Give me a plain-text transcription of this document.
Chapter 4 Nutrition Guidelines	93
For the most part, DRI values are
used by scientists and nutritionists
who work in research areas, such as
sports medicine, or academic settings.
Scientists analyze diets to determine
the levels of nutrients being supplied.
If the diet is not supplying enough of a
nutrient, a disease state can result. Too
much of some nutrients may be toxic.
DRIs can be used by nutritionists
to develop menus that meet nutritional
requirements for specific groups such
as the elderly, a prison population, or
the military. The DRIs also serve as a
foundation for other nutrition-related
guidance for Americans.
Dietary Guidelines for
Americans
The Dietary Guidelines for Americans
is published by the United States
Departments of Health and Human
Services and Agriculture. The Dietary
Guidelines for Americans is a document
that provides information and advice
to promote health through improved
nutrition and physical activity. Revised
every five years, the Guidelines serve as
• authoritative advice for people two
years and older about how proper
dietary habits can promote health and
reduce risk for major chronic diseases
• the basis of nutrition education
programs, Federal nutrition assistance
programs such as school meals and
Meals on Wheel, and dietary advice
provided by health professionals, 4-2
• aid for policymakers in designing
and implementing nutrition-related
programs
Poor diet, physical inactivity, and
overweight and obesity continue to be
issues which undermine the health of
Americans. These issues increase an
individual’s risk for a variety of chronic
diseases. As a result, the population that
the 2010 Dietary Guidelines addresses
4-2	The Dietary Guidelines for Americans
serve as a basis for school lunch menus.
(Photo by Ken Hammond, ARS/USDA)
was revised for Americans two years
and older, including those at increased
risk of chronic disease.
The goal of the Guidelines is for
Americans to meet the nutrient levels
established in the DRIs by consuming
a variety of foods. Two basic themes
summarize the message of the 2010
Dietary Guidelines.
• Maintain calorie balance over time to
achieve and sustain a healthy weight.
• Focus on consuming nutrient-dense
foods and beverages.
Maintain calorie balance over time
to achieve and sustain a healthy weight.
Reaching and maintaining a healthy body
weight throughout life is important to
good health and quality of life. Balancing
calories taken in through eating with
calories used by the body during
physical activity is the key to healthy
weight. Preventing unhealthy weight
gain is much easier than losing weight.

TASK PROMPT: Write out the whole listing again, exactly as it stands.

IN RESPONSE:
Give me a plain-text transcription of this document.
Chapter 4 Nutrition Guidelines	93
For the most part, DRI values are
used by scientists and nutritionists
who work in research areas, such as
sports medicine, or academic settings.
Scientists analyze diets to determine
the levels of nutrients being supplied.
If the diet is not supplying enough of a
nutrient, a disease state can result. Too
much of some nutrients may be toxic.
DRIs can be used by nutritionists
to develop menus that meet nutritional
requirements for specific groups such
as the elderly, a prison population, or
the military. The DRIs also serve as a
foundation for other nutrition-related
guidance for Americans.
Dietary Guidelines for
Americans
The Dietary Guidelines for Americans
is published by the United States
Departments of Health and Human
Services and Agriculture. The Dietary
Guidelines for Americans is a document
that provides information and advice
to promote health through improved
nutrition and physical activity. Revised
every five years, the Guidelines serve as
• authoritative advice for people two
years and older about how proper
dietary habits can promote health and
reduce risk for major chronic diseases
• the basis of nutrition education
programs, Federal nutrition assistance
programs such as school meals and
Meals on Wheel, and dietary advice
provided by health professionals, 4-2
• aid for policymakers in designing
and implementing nutrition-related
programs
Poor diet, physical inactivity, and
overweight and obesity continue to be
issues which undermine the health of
Americans. These issues increase an
individual’s risk for a variety of chronic
diseases. As a result, the population that
the 2010 Dietary Guidelines addresses
4-2	The Dietary Guidelines for Americans
serve as a basis for school lunch menus.
(Photo by Ken Hammond, ARS/USDA)
was revised for Americans two years
and older, including those at increased
risk of chronic disease.
The goal of the Guidelines is for
Americans to meet the nutrient levels
established in the DRIs by consuming
a variety of foods. Two basic themes
summarize the message of the 2010
Dietary Guidelines.
• Maintain calorie balance over time to
achieve and sustain a healthy weight.
• Focus on consuming nutrient-dense
foods and beverages.
Maintain calorie balance over time
to achieve and sustain a healthy weight.
Reaching and maintaining a healthy body
weight throughout life is important to
good health and quality of life. Balancing
calories taken in through eating with
calories used by the body during
physical activity is the key to healthy
weight. Preventing unhealthy weight
gain is much easier than losing weight.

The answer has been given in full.